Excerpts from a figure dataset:
• • • • •
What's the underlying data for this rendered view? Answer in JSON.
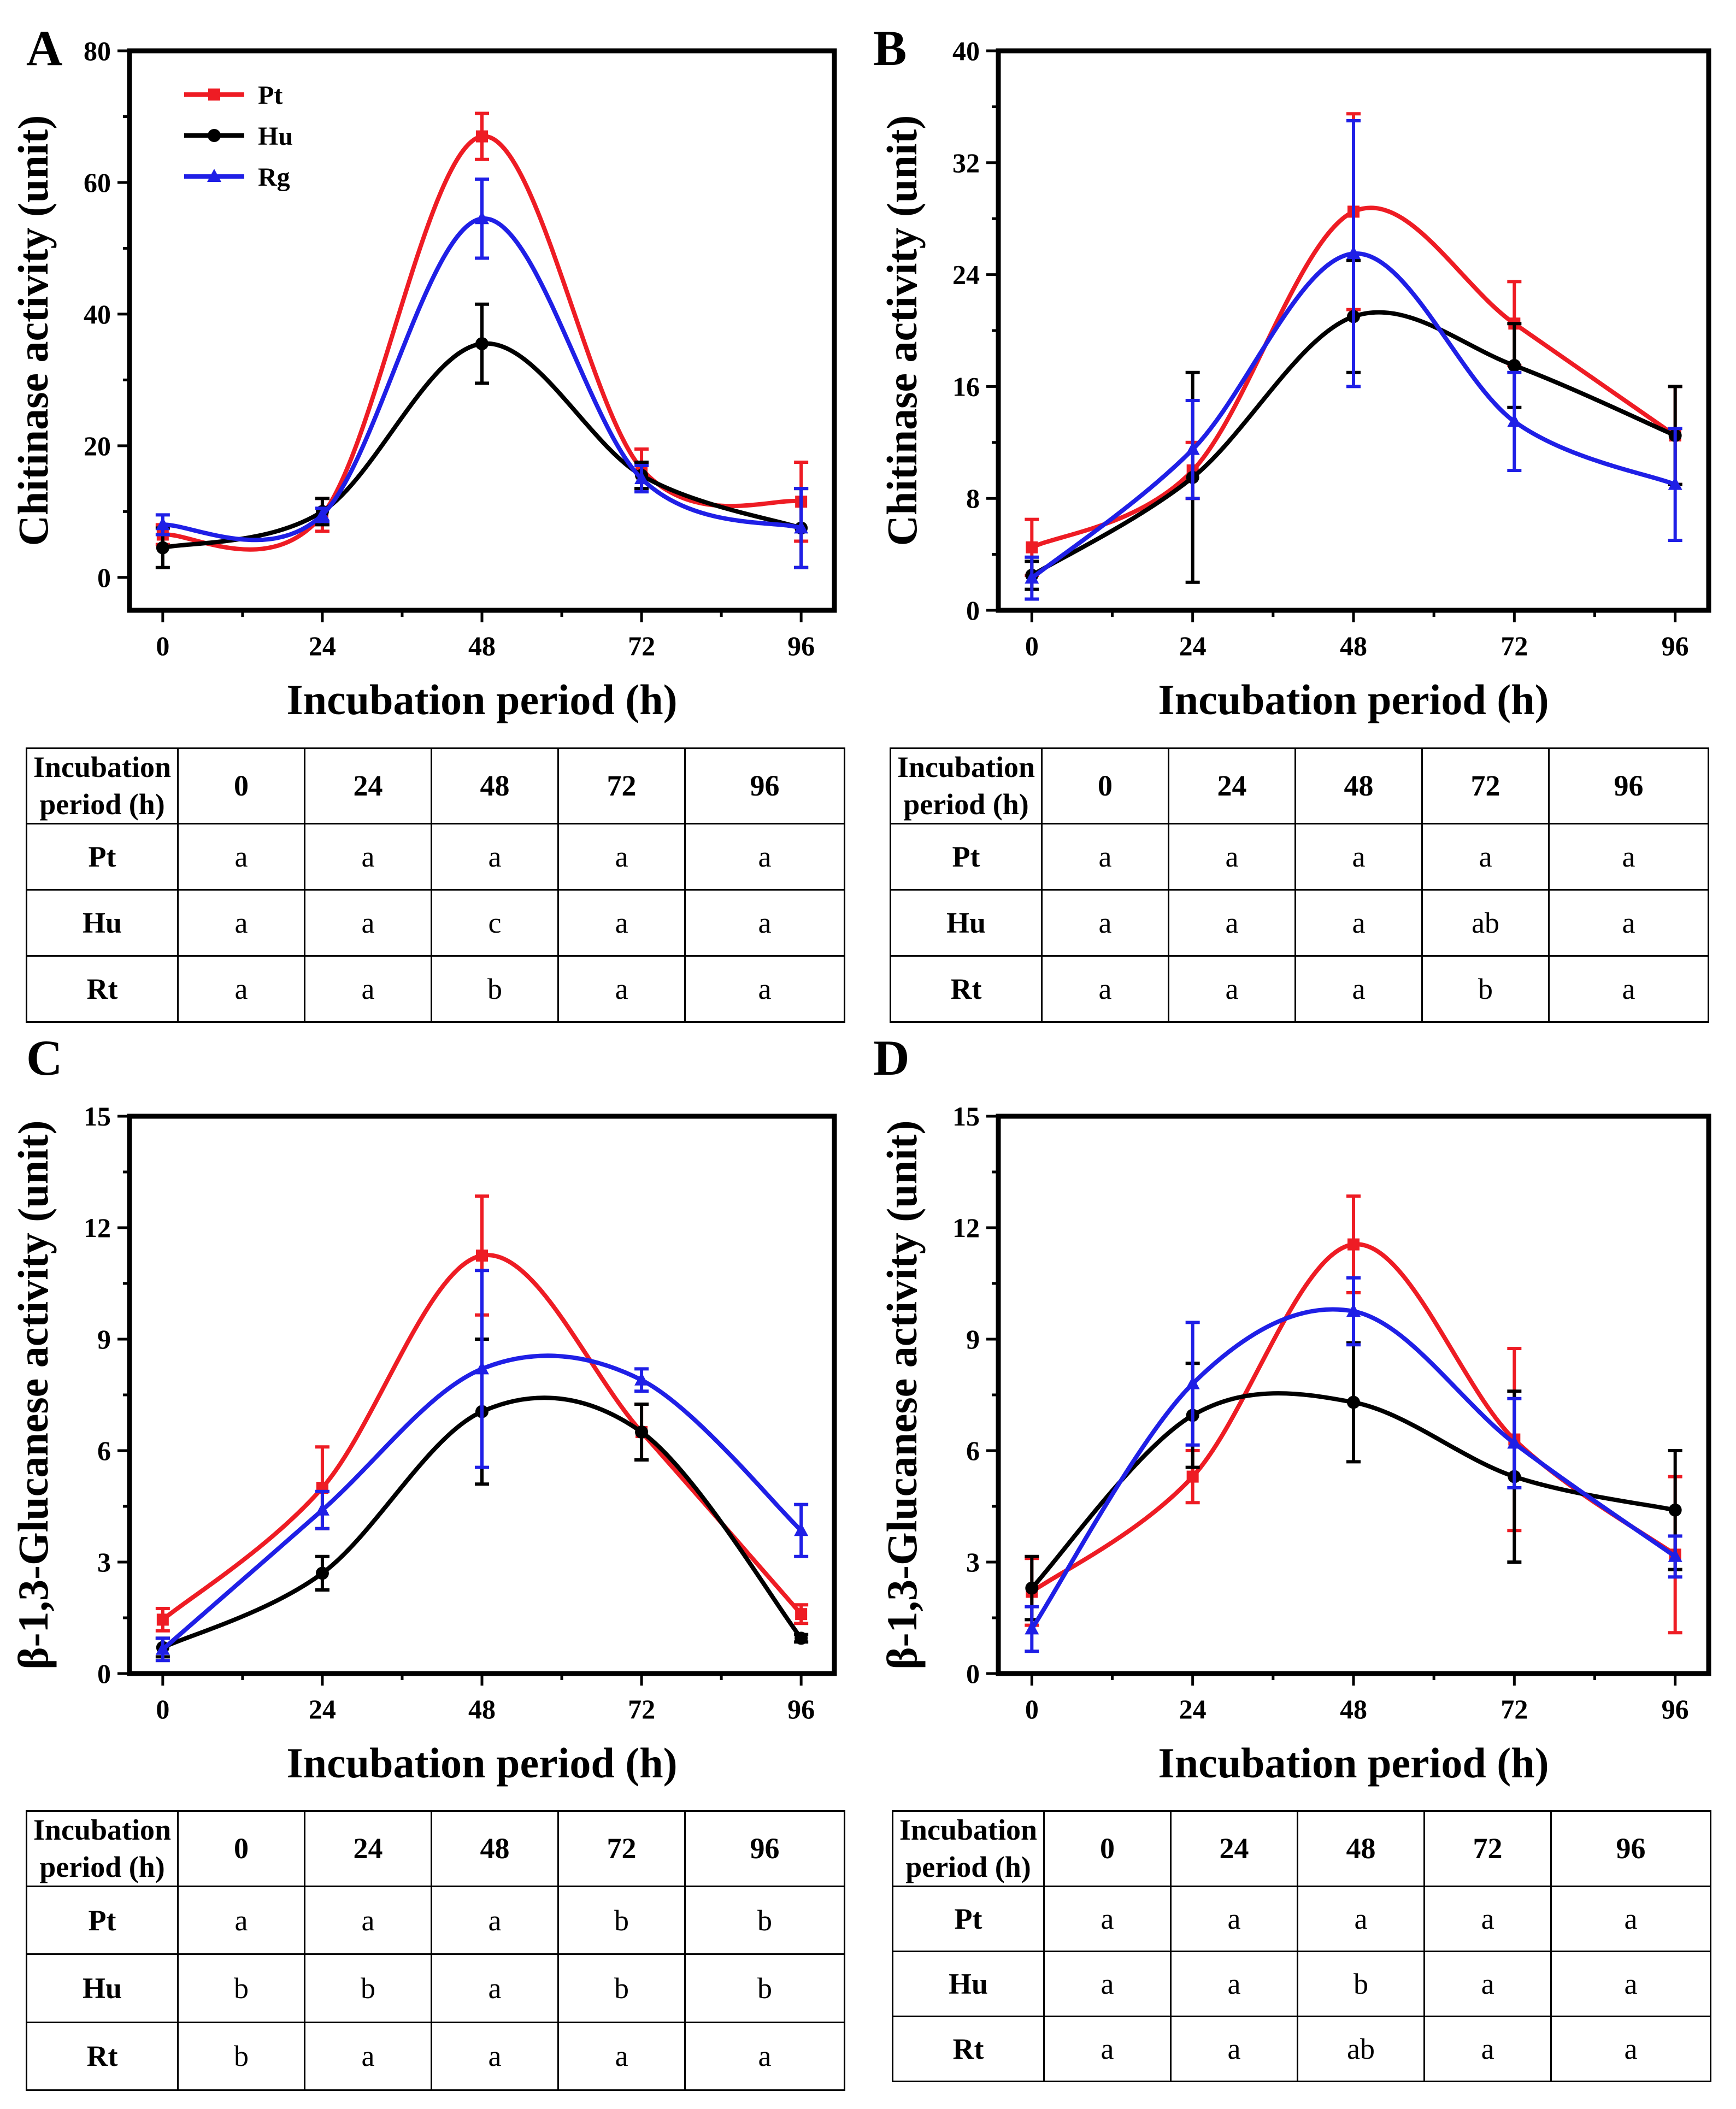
{
  "colors": {
    "Pt": "#ee1c24",
    "Hu": "#000000",
    "Rg": "#1f1fe6"
  },
  "legend": {
    "Pt": "Pt",
    "Hu": "Hu",
    "Rg": "Rg"
  },
  "chart_data": [
    {
      "panel": "A",
      "type": "line",
      "xlabel": "Incubation period (h)",
      "ylabel": "Chitinase activity (unit)",
      "x": [
        0,
        24,
        48,
        72,
        96
      ],
      "xlim": [
        -5,
        101
      ],
      "ylim": [
        -5,
        80
      ],
      "yticks": [
        0,
        20,
        40,
        60,
        80
      ],
      "series": [
        {
          "name": "Pt",
          "values": [
            6.5,
            9.5,
            67,
            16.5,
            11.5
          ],
          "errors": [
            1.5,
            2.5,
            3.5,
            3,
            6
          ]
        },
        {
          "name": "Hu",
          "values": [
            4.5,
            10,
            35.5,
            15.5,
            7.5
          ],
          "errors": [
            3,
            2,
            6,
            2,
            6
          ]
        },
        {
          "name": "Rg",
          "values": [
            8,
            9.5,
            54.5,
            15,
            7.5
          ],
          "errors": [
            1.5,
            1,
            6,
            2,
            6
          ]
        }
      ]
    },
    {
      "panel": "B",
      "type": "line",
      "xlabel": "Incubation period (h)",
      "ylabel": "Chitinase activity (unit)",
      "x": [
        0,
        24,
        48,
        72,
        96
      ],
      "xlim": [
        -5,
        101
      ],
      "ylim": [
        0,
        40
      ],
      "yticks": [
        0,
        8,
        16,
        24,
        32,
        40
      ],
      "series": [
        {
          "name": "Pt",
          "values": [
            4.5,
            10,
            28.5,
            20.5,
            12.5
          ],
          "errors": [
            2,
            2,
            7,
            3,
            3.5
          ]
        },
        {
          "name": "Hu",
          "values": [
            2.5,
            9.5,
            21,
            17.5,
            12.5
          ],
          "errors": [
            1,
            7.5,
            4,
            3,
            3.5
          ]
        },
        {
          "name": "Rg",
          "values": [
            2.3,
            11.5,
            25.5,
            13.5,
            9
          ],
          "errors": [
            1.5,
            3.5,
            9.5,
            3.5,
            4
          ]
        }
      ]
    },
    {
      "panel": "C",
      "type": "line",
      "xlabel": "Incubation period (h)",
      "ylabel": "β-1,3-Glucanese activity (unit)",
      "x": [
        0,
        24,
        48,
        72,
        96
      ],
      "xlim": [
        -5,
        101
      ],
      "ylim": [
        0,
        15
      ],
      "yticks": [
        0,
        3,
        6,
        9,
        12,
        15
      ],
      "series": [
        {
          "name": "Pt",
          "values": [
            1.45,
            5,
            11.25,
            6.5,
            1.6
          ],
          "errors": [
            0.3,
            1.1,
            1.6,
            0.75,
            0.25
          ]
        },
        {
          "name": "Hu",
          "values": [
            0.7,
            2.7,
            7.05,
            6.5,
            0.95
          ],
          "errors": [
            0.25,
            0.45,
            1.95,
            0.75,
            0.1
          ]
        },
        {
          "name": "Rg",
          "values": [
            0.65,
            4.4,
            8.2,
            7.9,
            3.85
          ],
          "errors": [
            0.3,
            0.5,
            2.65,
            0.3,
            0.7
          ]
        }
      ]
    },
    {
      "panel": "D",
      "type": "line",
      "xlabel": "Incubation period (h)",
      "ylabel": "β-1,3-Glucanese activity (unit)",
      "x": [
        0,
        24,
        48,
        72,
        96
      ],
      "xlim": [
        -5,
        101
      ],
      "ylim": [
        0,
        15
      ],
      "yticks": [
        0,
        3,
        6,
        9,
        12,
        15
      ],
      "series": [
        {
          "name": "Pt",
          "values": [
            2.2,
            5.3,
            11.55,
            6.3,
            3.2
          ],
          "errors": [
            0.9,
            0.7,
            1.3,
            2.45,
            2.1
          ]
        },
        {
          "name": "Hu",
          "values": [
            2.3,
            6.95,
            7.3,
            5.3,
            4.4
          ],
          "errors": [
            0.85,
            1.4,
            1.6,
            2.3,
            1.6
          ]
        },
        {
          "name": "Rg",
          "values": [
            1.2,
            7.8,
            9.75,
            6.2,
            3.15
          ],
          "errors": [
            0.6,
            1.65,
            0.9,
            1.2,
            0.55
          ]
        }
      ]
    }
  ],
  "tables": [
    {
      "header": {
        "line1": "Incubation",
        "line2": "period (h)"
      },
      "cols": [
        "0",
        "24",
        "48",
        "72",
        "96"
      ],
      "rows": [
        {
          "label": "Pt",
          "cells": [
            "a",
            "a",
            "a",
            "a",
            "a"
          ]
        },
        {
          "label": "Hu",
          "cells": [
            "a",
            "a",
            "c",
            "a",
            "a"
          ]
        },
        {
          "label": "Rt",
          "cells": [
            "a",
            "a",
            "b",
            "a",
            "a"
          ]
        }
      ]
    },
    {
      "header": {
        "line1": "Incubation",
        "line2": "period (h)"
      },
      "cols": [
        "0",
        "24",
        "48",
        "72",
        "96"
      ],
      "rows": [
        {
          "label": "Pt",
          "cells": [
            "a",
            "a",
            "a",
            "a",
            "a"
          ]
        },
        {
          "label": "Hu",
          "cells": [
            "a",
            "a",
            "a",
            "ab",
            "a"
          ]
        },
        {
          "label": "Rt",
          "cells": [
            "a",
            "a",
            "a",
            "b",
            "a"
          ]
        }
      ]
    },
    {
      "header": {
        "line1": "Incubation",
        "line2": "period (h)"
      },
      "cols": [
        "0",
        "24",
        "48",
        "72",
        "96"
      ],
      "rows": [
        {
          "label": "Pt",
          "cells": [
            "a",
            "a",
            "a",
            "b",
            "b"
          ]
        },
        {
          "label": "Hu",
          "cells": [
            "b",
            "b",
            "a",
            "b",
            "b"
          ]
        },
        {
          "label": "Rt",
          "cells": [
            "b",
            "a",
            "a",
            "a",
            "a"
          ]
        }
      ]
    },
    {
      "header": {
        "line1": "Incubation",
        "line2": "period (h)"
      },
      "cols": [
        "0",
        "24",
        "48",
        "72",
        "96"
      ],
      "rows": [
        {
          "label": "Pt",
          "cells": [
            "a",
            "a",
            "a",
            "a",
            "a"
          ]
        },
        {
          "label": "Hu",
          "cells": [
            "a",
            "a",
            "b",
            "a",
            "a"
          ]
        },
        {
          "label": "Rt",
          "cells": [
            "a",
            "a",
            "ab",
            "a",
            "a"
          ]
        }
      ]
    }
  ]
}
• • • • •
Work to complete:
Exactly reproduce each record, leaving out any pictures.

Response to the task:
What's the underlying data for this rendered view? Answer in JSON.
{
  "colors": {
    "Pt": "#ee1c24",
    "Hu": "#000000",
    "Rg": "#1f1fe6"
  },
  "legend": {
    "Pt": "Pt",
    "Hu": "Hu",
    "Rg": "Rg"
  },
  "chart_data": [
    {
      "panel": "A",
      "type": "line",
      "xlabel": "Incubation period (h)",
      "ylabel": "Chitinase activity (unit)",
      "x": [
        0,
        24,
        48,
        72,
        96
      ],
      "xlim": [
        -5,
        101
      ],
      "ylim": [
        -5,
        80
      ],
      "yticks": [
        0,
        20,
        40,
        60,
        80
      ],
      "series": [
        {
          "name": "Pt",
          "values": [
            6.5,
            9.5,
            67,
            16.5,
            11.5
          ],
          "errors": [
            1.5,
            2.5,
            3.5,
            3,
            6
          ]
        },
        {
          "name": "Hu",
          "values": [
            4.5,
            10,
            35.5,
            15.5,
            7.5
          ],
          "errors": [
            3,
            2,
            6,
            2,
            6
          ]
        },
        {
          "name": "Rg",
          "values": [
            8,
            9.5,
            54.5,
            15,
            7.5
          ],
          "errors": [
            1.5,
            1,
            6,
            2,
            6
          ]
        }
      ]
    },
    {
      "panel": "B",
      "type": "line",
      "xlabel": "Incubation period (h)",
      "ylabel": "Chitinase activity (unit)",
      "x": [
        0,
        24,
        48,
        72,
        96
      ],
      "xlim": [
        -5,
        101
      ],
      "ylim": [
        0,
        40
      ],
      "yticks": [
        0,
        8,
        16,
        24,
        32,
        40
      ],
      "series": [
        {
          "name": "Pt",
          "values": [
            4.5,
            10,
            28.5,
            20.5,
            12.5
          ],
          "errors": [
            2,
            2,
            7,
            3,
            3.5
          ]
        },
        {
          "name": "Hu",
          "values": [
            2.5,
            9.5,
            21,
            17.5,
            12.5
          ],
          "errors": [
            1,
            7.5,
            4,
            3,
            3.5
          ]
        },
        {
          "name": "Rg",
          "values": [
            2.3,
            11.5,
            25.5,
            13.5,
            9
          ],
          "errors": [
            1.5,
            3.5,
            9.5,
            3.5,
            4
          ]
        }
      ]
    },
    {
      "panel": "C",
      "type": "line",
      "xlabel": "Incubation period (h)",
      "ylabel": "β-1,3-Glucanese activity (unit)",
      "x": [
        0,
        24,
        48,
        72,
        96
      ],
      "xlim": [
        -5,
        101
      ],
      "ylim": [
        0,
        15
      ],
      "yticks": [
        0,
        3,
        6,
        9,
        12,
        15
      ],
      "series": [
        {
          "name": "Pt",
          "values": [
            1.45,
            5,
            11.25,
            6.5,
            1.6
          ],
          "errors": [
            0.3,
            1.1,
            1.6,
            0.75,
            0.25
          ]
        },
        {
          "name": "Hu",
          "values": [
            0.7,
            2.7,
            7.05,
            6.5,
            0.95
          ],
          "errors": [
            0.25,
            0.45,
            1.95,
            0.75,
            0.1
          ]
        },
        {
          "name": "Rg",
          "values": [
            0.65,
            4.4,
            8.2,
            7.9,
            3.85
          ],
          "errors": [
            0.3,
            0.5,
            2.65,
            0.3,
            0.7
          ]
        }
      ]
    },
    {
      "panel": "D",
      "type": "line",
      "xlabel": "Incubation period (h)",
      "ylabel": "β-1,3-Glucanese activity (unit)",
      "x": [
        0,
        24,
        48,
        72,
        96
      ],
      "xlim": [
        -5,
        101
      ],
      "ylim": [
        0,
        15
      ],
      "yticks": [
        0,
        3,
        6,
        9,
        12,
        15
      ],
      "series": [
        {
          "name": "Pt",
          "values": [
            2.2,
            5.3,
            11.55,
            6.3,
            3.2
          ],
          "errors": [
            0.9,
            0.7,
            1.3,
            2.45,
            2.1
          ]
        },
        {
          "name": "Hu",
          "values": [
            2.3,
            6.95,
            7.3,
            5.3,
            4.4
          ],
          "errors": [
            0.85,
            1.4,
            1.6,
            2.3,
            1.6
          ]
        },
        {
          "name": "Rg",
          "values": [
            1.2,
            7.8,
            9.75,
            6.2,
            3.15
          ],
          "errors": [
            0.6,
            1.65,
            0.9,
            1.2,
            0.55
          ]
        }
      ]
    }
  ],
  "tables": [
    {
      "header": {
        "line1": "Incubation",
        "line2": "period (h)"
      },
      "cols": [
        "0",
        "24",
        "48",
        "72",
        "96"
      ],
      "rows": [
        {
          "label": "Pt",
          "cells": [
            "a",
            "a",
            "a",
            "a",
            "a"
          ]
        },
        {
          "label": "Hu",
          "cells": [
            "a",
            "a",
            "c",
            "a",
            "a"
          ]
        },
        {
          "label": "Rt",
          "cells": [
            "a",
            "a",
            "b",
            "a",
            "a"
          ]
        }
      ]
    },
    {
      "header": {
        "line1": "Incubation",
        "line2": "period (h)"
      },
      "cols": [
        "0",
        "24",
        "48",
        "72",
        "96"
      ],
      "rows": [
        {
          "label": "Pt",
          "cells": [
            "a",
            "a",
            "a",
            "a",
            "a"
          ]
        },
        {
          "label": "Hu",
          "cells": [
            "a",
            "a",
            "a",
            "ab",
            "a"
          ]
        },
        {
          "label": "Rt",
          "cells": [
            "a",
            "a",
            "a",
            "b",
            "a"
          ]
        }
      ]
    },
    {
      "header": {
        "line1": "Incubation",
        "line2": "period (h)"
      },
      "cols": [
        "0",
        "24",
        "48",
        "72",
        "96"
      ],
      "rows": [
        {
          "label": "Pt",
          "cells": [
            "a",
            "a",
            "a",
            "b",
            "b"
          ]
        },
        {
          "label": "Hu",
          "cells": [
            "b",
            "b",
            "a",
            "b",
            "b"
          ]
        },
        {
          "label": "Rt",
          "cells": [
            "b",
            "a",
            "a",
            "a",
            "a"
          ]
        }
      ]
    },
    {
      "header": {
        "line1": "Incubation",
        "line2": "period (h)"
      },
      "cols": [
        "0",
        "24",
        "48",
        "72",
        "96"
      ],
      "rows": [
        {
          "label": "Pt",
          "cells": [
            "a",
            "a",
            "a",
            "a",
            "a"
          ]
        },
        {
          "label": "Hu",
          "cells": [
            "a",
            "a",
            "b",
            "a",
            "a"
          ]
        },
        {
          "label": "Rt",
          "cells": [
            "a",
            "a",
            "ab",
            "a",
            "a"
          ]
        }
      ]
    }
  ]
}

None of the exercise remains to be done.